Problem details> Pull out every line below that holds the word "Agent".

┌──

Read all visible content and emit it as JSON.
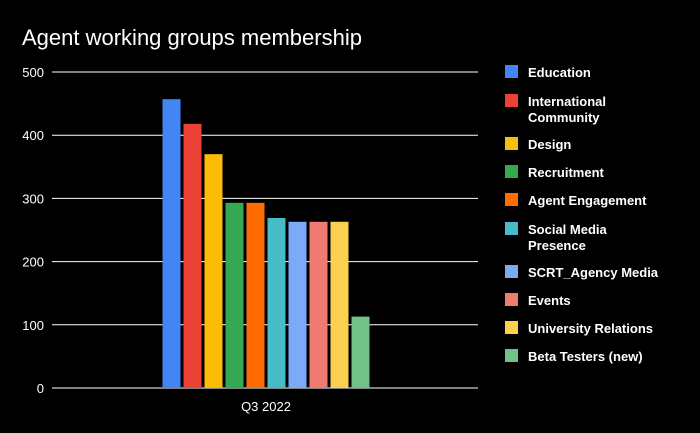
{
  "chart_data": {
    "type": "bar",
    "title": "Agent working groups membership",
    "xlabel": "",
    "ylabel": "",
    "categories": [
      "Q3 2022"
    ],
    "ylim": [
      0,
      500
    ],
    "yticks": [
      0,
      100,
      200,
      300,
      400,
      500
    ],
    "grid": true,
    "legend_position": "right",
    "series": [
      {
        "name": "Education",
        "values": [
          457
        ],
        "color": "#4285F4"
      },
      {
        "name": "International Community",
        "values": [
          418
        ],
        "color": "#EA4335"
      },
      {
        "name": "Design",
        "values": [
          370
        ],
        "color": "#FBBC04"
      },
      {
        "name": "Recruitment",
        "values": [
          293
        ],
        "color": "#34A853"
      },
      {
        "name": "Agent Engagement",
        "values": [
          293
        ],
        "color": "#FF6D01"
      },
      {
        "name": "Social Media Presence",
        "values": [
          269
        ],
        "color": "#46BDC6"
      },
      {
        "name": "SCRT_Agency Media",
        "values": [
          263
        ],
        "color": "#7BAAF7"
      },
      {
        "name": "Events",
        "values": [
          263
        ],
        "color": "#F07B72"
      },
      {
        "name": "University Relations",
        "values": [
          263
        ],
        "color": "#FCD04F"
      },
      {
        "name": "Beta Testers (new)",
        "values": [
          113
        ],
        "color": "#71C287"
      }
    ]
  }
}
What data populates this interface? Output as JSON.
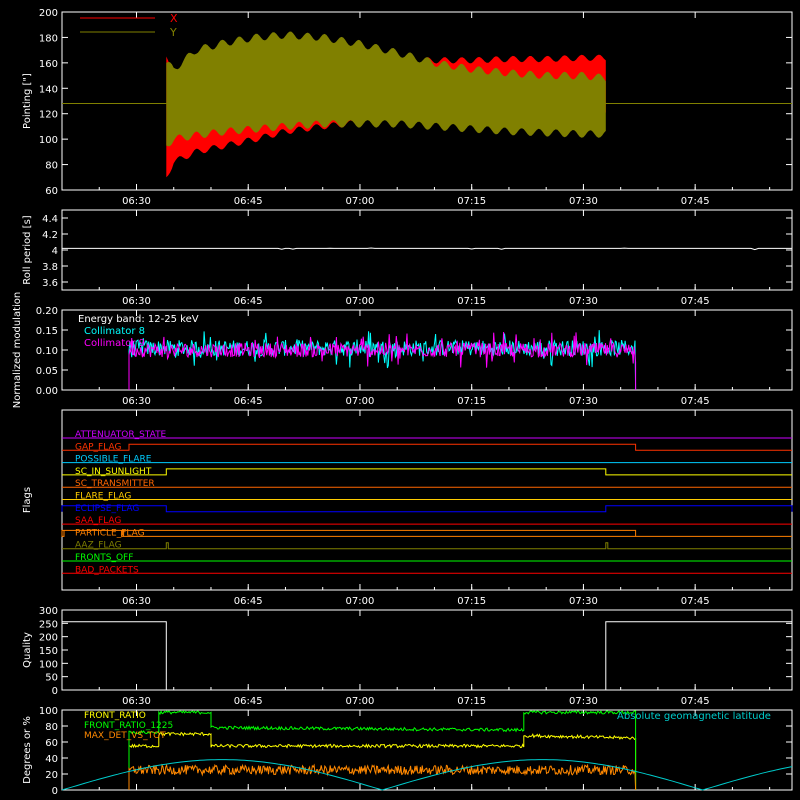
{
  "time_ticks": [
    "06:30",
    "06:45",
    "07:00",
    "07:15",
    "07:30",
    "07:45"
  ],
  "time_range": [
    "06:20",
    "07:58"
  ],
  "chart_data": [
    {
      "id": "pointing",
      "type": "area",
      "ylabel": "Pointing [\"]",
      "ylim": [
        60,
        200
      ],
      "yticks": [
        60,
        80,
        100,
        120,
        140,
        160,
        180,
        200
      ],
      "legend": [
        {
          "name": "X",
          "color": "#ff0000"
        },
        {
          "name": "Y",
          "color": "#808000"
        }
      ],
      "baseline": 128,
      "series": [
        {
          "name": "X",
          "color": "#ff0000",
          "x": [
            "06:34",
            "06:35",
            "06:38",
            "06:42",
            "06:46",
            "06:50",
            "06:55",
            "07:00",
            "07:05",
            "07:10",
            "07:15",
            "07:20",
            "07:25",
            "07:30",
            "07:33"
          ],
          "upper": [
            165,
            146,
            150,
            155,
            158,
            160,
            162,
            162,
            162,
            162,
            162,
            163,
            163,
            164,
            164
          ],
          "lower": [
            70,
            82,
            90,
            95,
            100,
            106,
            110,
            113,
            115,
            116,
            117,
            118,
            118,
            119,
            119
          ]
        },
        {
          "name": "Y",
          "color": "#808000",
          "x": [
            "06:34",
            "06:35",
            "06:38",
            "06:42",
            "06:46",
            "06:50",
            "06:55",
            "07:00",
            "07:05",
            "07:10",
            "07:15",
            "07:20",
            "07:25",
            "07:30",
            "07:33"
          ],
          "upper": [
            160,
            155,
            170,
            176,
            180,
            182,
            180,
            175,
            168,
            160,
            155,
            152,
            150,
            150,
            148
          ],
          "lower": [
            95,
            100,
            103,
            106,
            108,
            110,
            112,
            112,
            112,
            110,
            108,
            106,
            105,
            104,
            104
          ]
        }
      ]
    },
    {
      "id": "roll",
      "type": "line",
      "ylabel": "Roll period [s]",
      "ylim": [
        3.5,
        4.5
      ],
      "yticks": [
        3.6,
        3.8,
        4.0,
        4.2,
        4.4
      ],
      "series": [
        {
          "name": "",
          "color": "#ffffff",
          "value": 4.02
        }
      ]
    },
    {
      "id": "modulation",
      "type": "line",
      "ylabel": "Normalized modulation",
      "ylim": [
        0.0,
        0.2
      ],
      "yticks": [
        "0.00",
        "0.05",
        "0.10",
        "0.15",
        "0.20"
      ],
      "annotation": "Energy band: 12-25 keV",
      "legend": [
        {
          "name": "Collimator 8",
          "color": "#00ffff"
        },
        {
          "name": "Collimator 9",
          "color": "#ff00ff"
        }
      ],
      "series": [
        {
          "name": "Collimator 8",
          "color": "#00ffff",
          "x_start": "06:29",
          "x_end": "07:37",
          "mean": 0.105,
          "spread": 0.02
        },
        {
          "name": "Collimator 9",
          "color": "#ff00ff",
          "x_start": "06:29",
          "x_end": "07:37",
          "mean": 0.1,
          "spread": 0.018
        }
      ]
    },
    {
      "id": "flags",
      "type": "line",
      "ylabel": "Flags",
      "rows": [
        {
          "name": "ATTENUATOR_STATE",
          "color": "#cc00ff",
          "segments": []
        },
        {
          "name": "GAP_FLAG",
          "color": "#ff3300",
          "segments": [
            [
              "06:29",
              "07:37"
            ]
          ]
        },
        {
          "name": "POSSIBLE_FLARE",
          "color": "#00ccff",
          "segments": []
        },
        {
          "name": "SC_IN_SUNLIGHT",
          "color": "#ffff00",
          "segments": [
            [
              "06:34",
              "07:33"
            ]
          ]
        },
        {
          "name": "SC_TRANSMITTER",
          "color": "#ff6600",
          "segments": []
        },
        {
          "name": "FLARE_FLAG",
          "color": "#ffcc00",
          "segments": []
        },
        {
          "name": "ECLIPSE_FLAG",
          "color": "#0000ff",
          "segments": [
            [
              "06:20",
              "06:34"
            ],
            [
              "07:33",
              "07:58"
            ]
          ]
        },
        {
          "name": "SAA_FLAG",
          "color": "#ff0000",
          "segments": []
        },
        {
          "name": "PARTICLE_FLAG",
          "color": "#ff8000",
          "segments": [
            [
              "06:20",
              "06:20"
            ],
            [
              "06:28",
              "06:28"
            ],
            [
              "06:20",
              "07:37"
            ]
          ]
        },
        {
          "name": "AAZ_FLAG",
          "color": "#808000",
          "segments": [
            [
              "06:34",
              "06:34"
            ],
            [
              "07:33",
              "07:33"
            ]
          ]
        },
        {
          "name": "FRONTS_OFF",
          "color": "#00ff00",
          "segments": []
        },
        {
          "name": "BAD_PACKETS",
          "color": "#ff0000",
          "segments": []
        }
      ]
    },
    {
      "id": "quality",
      "type": "line",
      "ylabel": "Quality",
      "ylim": [
        0,
        300
      ],
      "yticks": [
        0,
        50,
        100,
        150,
        200,
        250,
        300
      ],
      "series": [
        {
          "name": "",
          "color": "#ffffff",
          "x": [
            "06:20",
            "06:34",
            "06:34",
            "07:33",
            "07:33",
            "07:58"
          ],
          "y": [
            256,
            256,
            0,
            0,
            256,
            256
          ]
        }
      ]
    },
    {
      "id": "ratios",
      "type": "line",
      "ylabel": "Degrees or %",
      "ylim": [
        0,
        100
      ],
      "yticks": [
        0,
        20,
        40,
        60,
        80,
        100
      ],
      "legend": [
        {
          "name": "FRONT_RATIO",
          "color": "#ffff00"
        },
        {
          "name": "FRONT_RATIO_1225",
          "color": "#00ff00"
        },
        {
          "name": "MAX_DET_VS_TOT",
          "color": "#ff8800"
        }
      ],
      "annotation": "Absolute geomagnetic latitude",
      "annotation_color": "#00cccc",
      "series": [
        {
          "name": "FRONT_RATIO",
          "color": "#ffff00",
          "x": [
            "06:29",
            "06:29",
            "06:33",
            "06:33",
            "06:40",
            "06:40",
            "07:22",
            "07:22",
            "07:37"
          ],
          "y": [
            0,
            55,
            55,
            70,
            70,
            55,
            55,
            68,
            65
          ]
        },
        {
          "name": "FRONT_RATIO_1225",
          "color": "#00ff00",
          "x": [
            "06:29",
            "06:29",
            "06:33",
            "06:33",
            "06:40",
            "06:40",
            "07:22",
            "07:22",
            "07:37"
          ],
          "y": [
            0,
            72,
            72,
            97,
            97,
            78,
            75,
            97,
            97
          ]
        },
        {
          "name": "MAX_DET_VS_TOT",
          "color": "#ff8800",
          "x_start": "06:29",
          "x_end": "07:37",
          "mean": 25,
          "spread": 6
        },
        {
          "name": "Absolute geomagnetic latitude",
          "color": "#00cccc",
          "x": [
            "06:20",
            "06:43",
            "07:03",
            "07:27",
            "07:48",
            "07:58"
          ],
          "y": [
            0,
            38,
            0,
            38,
            0,
            18
          ]
        }
      ]
    }
  ]
}
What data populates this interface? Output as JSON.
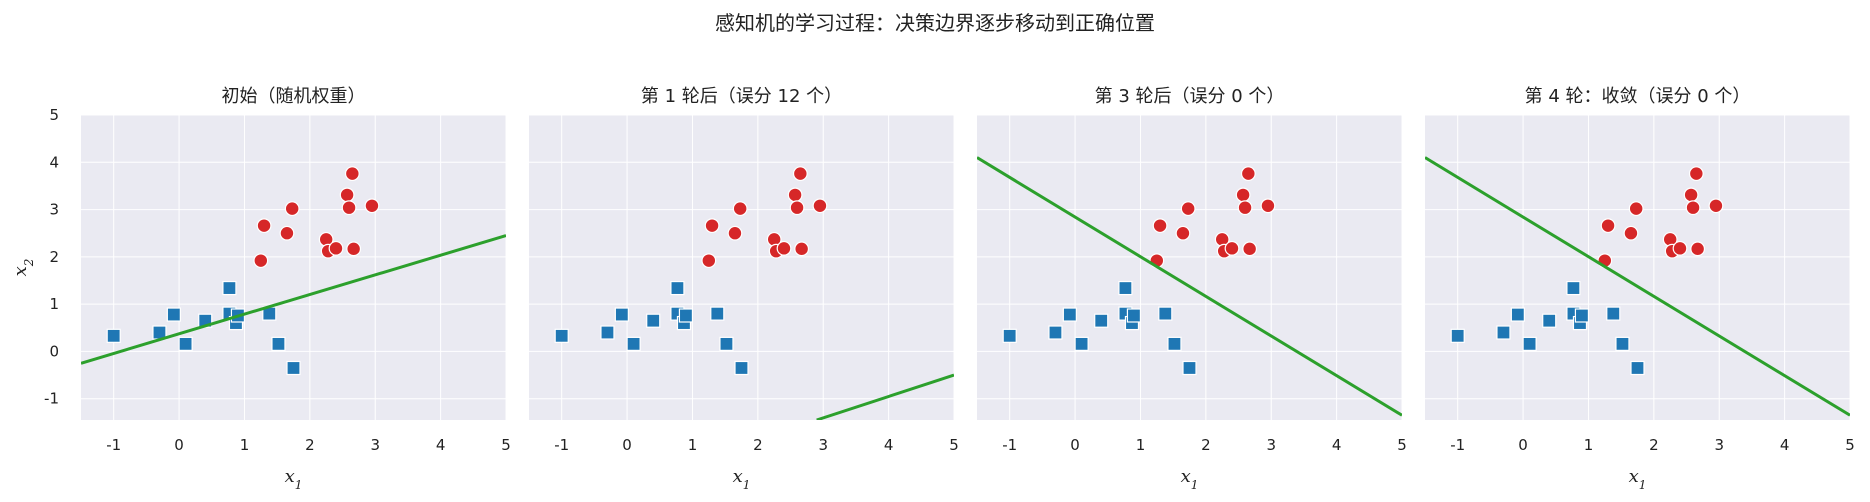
{
  "suptitle": "感知机的学习过程：决策边界逐步移动到正确位置",
  "colors": {
    "background": "#EAEAF2",
    "grid": "#FFFFFF",
    "class_neg": "#1F77B4",
    "class_pos": "#D62728",
    "boundary": "#2CA02C"
  },
  "chart_data": [
    {
      "type": "scatter",
      "title": "初始（随机权重）",
      "xlabel": "x",
      "xlabel_sub": "1",
      "ylabel": "x",
      "ylabel_sub": "2",
      "xlim": [
        -1.5,
        5
      ],
      "ylim": [
        -1.45,
        5
      ],
      "xticks": [
        "-1",
        "0",
        "1",
        "2",
        "3",
        "4",
        "5"
      ],
      "yticks": [
        "-1",
        "0",
        "1",
        "2",
        "3",
        "4",
        "5"
      ],
      "grid": true,
      "boundary": [
        [
          -1.5,
          -0.25
        ],
        [
          5,
          2.45
        ]
      ]
    },
    {
      "type": "scatter",
      "title": "第 1 轮后（误分 12 个）",
      "xlabel": "x",
      "xlabel_sub": "1",
      "xlim": [
        -1.5,
        5
      ],
      "ylim": [
        -1.45,
        5
      ],
      "xticks": [
        "-1",
        "0",
        "1",
        "2",
        "3",
        "4",
        "5"
      ],
      "grid": true,
      "boundary": [
        [
          2.9,
          -1.45
        ],
        [
          5,
          -0.5
        ]
      ]
    },
    {
      "type": "scatter",
      "title": "第 3 轮后（误分 0 个）",
      "xlabel": "x",
      "xlabel_sub": "1",
      "xlim": [
        -1.5,
        5
      ],
      "ylim": [
        -1.45,
        5
      ],
      "xticks": [
        "-1",
        "0",
        "1",
        "2",
        "3",
        "4",
        "5"
      ],
      "grid": true,
      "boundary": [
        [
          -1.5,
          4.1
        ],
        [
          5,
          -1.35
        ]
      ]
    },
    {
      "type": "scatter",
      "title": "第 4 轮：收敛（误分 0 个）",
      "xlabel": "x",
      "xlabel_sub": "1",
      "xlim": [
        -1.5,
        5
      ],
      "ylim": [
        -1.45,
        5
      ],
      "xticks": [
        "-1",
        "0",
        "1",
        "2",
        "3",
        "4",
        "5"
      ],
      "grid": true,
      "boundary": [
        [
          -1.5,
          4.1
        ],
        [
          5,
          -1.35
        ]
      ]
    }
  ],
  "points": {
    "class_neg": [
      [
        -1.0,
        0.33
      ],
      [
        -0.3,
        0.4
      ],
      [
        -0.08,
        0.78
      ],
      [
        0.1,
        0.16
      ],
      [
        0.4,
        0.65
      ],
      [
        0.77,
        1.34
      ],
      [
        0.77,
        0.8
      ],
      [
        0.87,
        0.6
      ],
      [
        0.9,
        0.76
      ],
      [
        1.38,
        0.8
      ],
      [
        1.52,
        0.16
      ],
      [
        1.75,
        -0.35
      ]
    ],
    "class_pos": [
      [
        1.25,
        1.92
      ],
      [
        1.3,
        2.66
      ],
      [
        1.65,
        2.5
      ],
      [
        1.73,
        3.02
      ],
      [
        2.25,
        2.37
      ],
      [
        2.28,
        2.12
      ],
      [
        2.4,
        2.18
      ],
      [
        2.57,
        3.31
      ],
      [
        2.6,
        3.04
      ],
      [
        2.65,
        3.76
      ],
      [
        2.67,
        2.17
      ],
      [
        2.95,
        3.08
      ]
    ]
  }
}
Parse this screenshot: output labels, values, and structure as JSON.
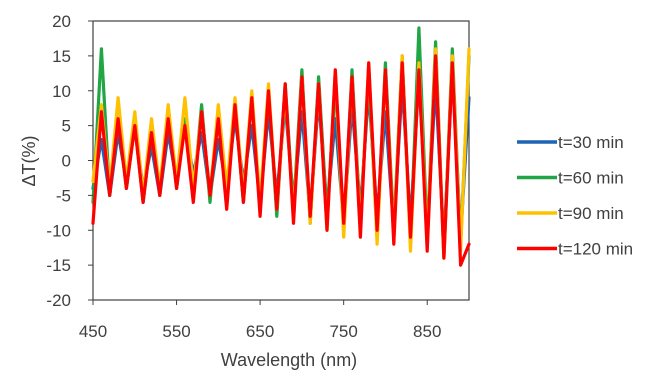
{
  "chart_data": {
    "type": "line",
    "xlabel": "Wavelength (nm)",
    "ylabel": "ΔT(%)",
    "xlim": [
      450,
      900
    ],
    "ylim": [
      -20,
      20
    ],
    "x_ticks": [
      "450",
      "550",
      "650",
      "750",
      "850"
    ],
    "y_ticks": [
      "20",
      "15",
      "10",
      "5",
      "0",
      "-5",
      "-10",
      "-15",
      "-20"
    ],
    "grid": false,
    "legend_position": "right",
    "x": [
      450,
      460,
      470,
      480,
      490,
      500,
      510,
      520,
      530,
      540,
      550,
      560,
      570,
      580,
      590,
      600,
      610,
      620,
      630,
      640,
      650,
      660,
      670,
      680,
      690,
      700,
      710,
      720,
      730,
      740,
      750,
      760,
      770,
      780,
      790,
      800,
      810,
      820,
      830,
      840,
      850,
      860,
      870,
      880,
      890,
      900
    ],
    "series": [
      {
        "name": "t=30 min",
        "color": "#1f63b4",
        "values": [
          -4,
          3,
          -5,
          4,
          -3,
          5,
          -4,
          2,
          -5,
          4,
          -3,
          5,
          -2,
          4,
          -5,
          3,
          -4,
          6,
          -3,
          5,
          -6,
          7,
          -5,
          8,
          -6,
          7,
          -8,
          9,
          -7,
          6,
          -9,
          8,
          -7,
          10,
          -8,
          7,
          -10,
          11,
          -9,
          12,
          -10,
          11,
          -12,
          13,
          -11,
          9
        ]
      },
      {
        "name": "t=60 min",
        "color": "#21a645",
        "values": [
          -6,
          16,
          -5,
          6,
          -4,
          5,
          -6,
          4,
          -5,
          7,
          -4,
          6,
          -5,
          8,
          -6,
          7,
          -5,
          8,
          -6,
          9,
          -7,
          10,
          -8,
          11,
          -7,
          13,
          -9,
          12,
          -8,
          11,
          -10,
          13,
          -9,
          12,
          -11,
          14,
          -10,
          15,
          -12,
          19,
          -11,
          17,
          -14,
          16,
          -12,
          15
        ]
      },
      {
        "name": "t=90 min",
        "color": "#ffc000",
        "values": [
          -3,
          8,
          -4,
          9,
          -3,
          7,
          -5,
          6,
          -4,
          8,
          -3,
          9,
          -4,
          7,
          -5,
          8,
          -4,
          9,
          -5,
          10,
          -6,
          11,
          -7,
          10,
          -8,
          12,
          -9,
          11,
          -10,
          13,
          -11,
          12,
          -10,
          14,
          -12,
          13,
          -11,
          15,
          -13,
          14,
          -12,
          16,
          -14,
          15,
          -13,
          16
        ]
      },
      {
        "name": "t=120 min",
        "color": "#ff0000",
        "values": [
          -9,
          7,
          -5,
          6,
          -4,
          5,
          -6,
          4,
          -5,
          6,
          -4,
          5,
          -6,
          7,
          -5,
          6,
          -7,
          8,
          -6,
          9,
          -8,
          10,
          -7,
          11,
          -9,
          12,
          -8,
          11,
          -10,
          13,
          -9,
          12,
          -11,
          14,
          -10,
          13,
          -12,
          14,
          -11,
          13,
          -13,
          15,
          -14,
          14,
          -15,
          -12
        ]
      }
    ]
  }
}
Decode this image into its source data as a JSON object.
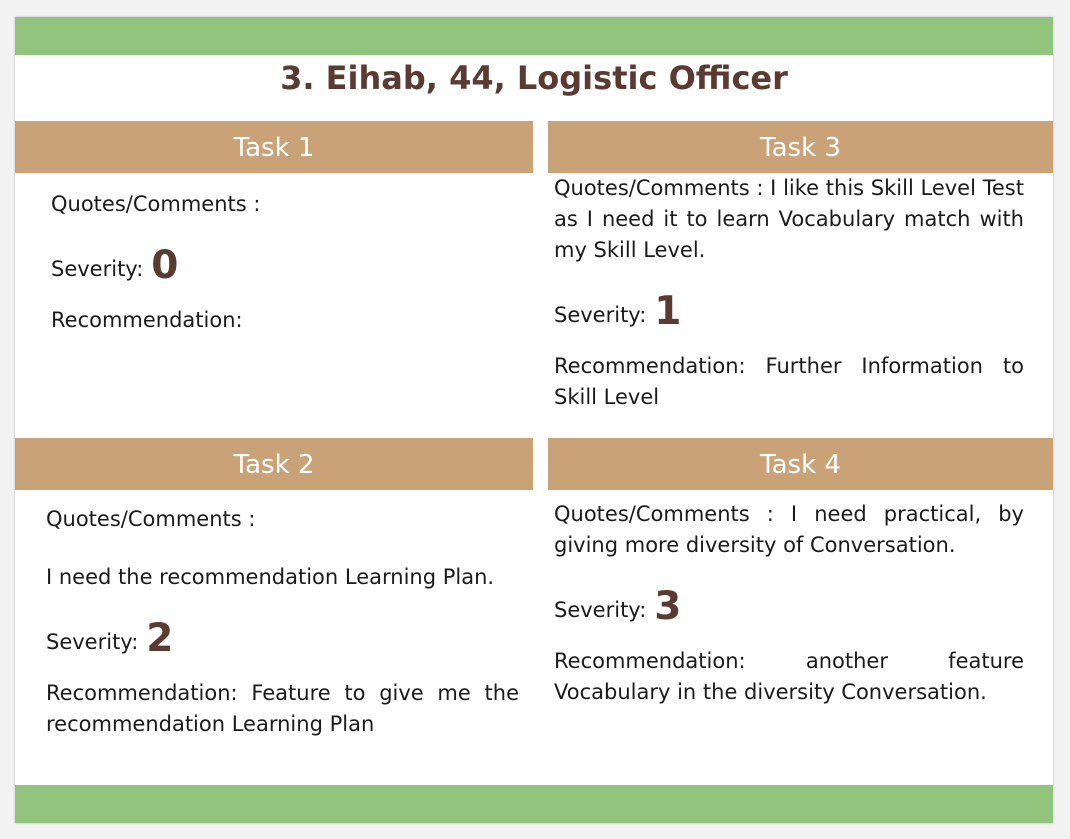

└──

Final result>
    "title": "Agent working groups membership",
        "name": "Agent Engagement",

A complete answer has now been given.